-- Start PROVIDED DATA --
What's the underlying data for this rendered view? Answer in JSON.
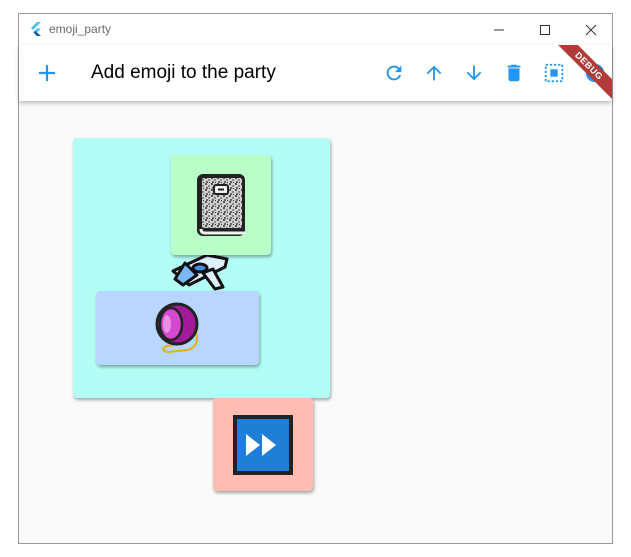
{
  "window": {
    "title": "emoji_party",
    "app_icon": "flutter-logo-icon",
    "controls": [
      "minimize-icon",
      "maximize-icon",
      "close-icon"
    ]
  },
  "appbar": {
    "title": "Add emoji to the party",
    "leading_icon": "add-icon",
    "actions": [
      "refresh-icon",
      "arrow-up-icon",
      "arrow-down-icon",
      "delete-icon",
      "select-all-icon"
    ],
    "accent": "#2196f3"
  },
  "debug_banner": "DEBUG",
  "cards": [
    {
      "name": "cyan-container-card",
      "color": "#b2fef6",
      "emoji": "none"
    },
    {
      "name": "notebook-emoji-card",
      "color": "#b9fdc9",
      "emoji": "notebook-icon"
    },
    {
      "name": "airplane-emoji",
      "emoji": "airplane-icon"
    },
    {
      "name": "yoyo-emoji-card",
      "color": "#b8d6fe",
      "emoji": "yoyo-icon"
    },
    {
      "name": "fast-forward-emoji-card",
      "color": "#ffbcb3",
      "emoji": "fast-forward-icon"
    }
  ]
}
-- End PROVIDED DATA --
WRITTEN REQUEST:
Transcribe the full listing above exactly as it stands, minus the pictures.

SOLUTION:
What's the underlying data for this rendered view? Answer in JSON.
{
  "window": {
    "title": "emoji_party",
    "app_icon": "flutter-logo-icon",
    "controls": [
      "minimize-icon",
      "maximize-icon",
      "close-icon"
    ]
  },
  "appbar": {
    "title": "Add emoji to the party",
    "leading_icon": "add-icon",
    "actions": [
      "refresh-icon",
      "arrow-up-icon",
      "arrow-down-icon",
      "delete-icon",
      "select-all-icon"
    ],
    "accent": "#2196f3"
  },
  "debug_banner": "DEBUG",
  "cards": [
    {
      "name": "cyan-container-card",
      "color": "#b2fef6",
      "emoji": "none"
    },
    {
      "name": "notebook-emoji-card",
      "color": "#b9fdc9",
      "emoji": "notebook-icon"
    },
    {
      "name": "airplane-emoji",
      "emoji": "airplane-icon"
    },
    {
      "name": "yoyo-emoji-card",
      "color": "#b8d6fe",
      "emoji": "yoyo-icon"
    },
    {
      "name": "fast-forward-emoji-card",
      "color": "#ffbcb3",
      "emoji": "fast-forward-icon"
    }
  ]
}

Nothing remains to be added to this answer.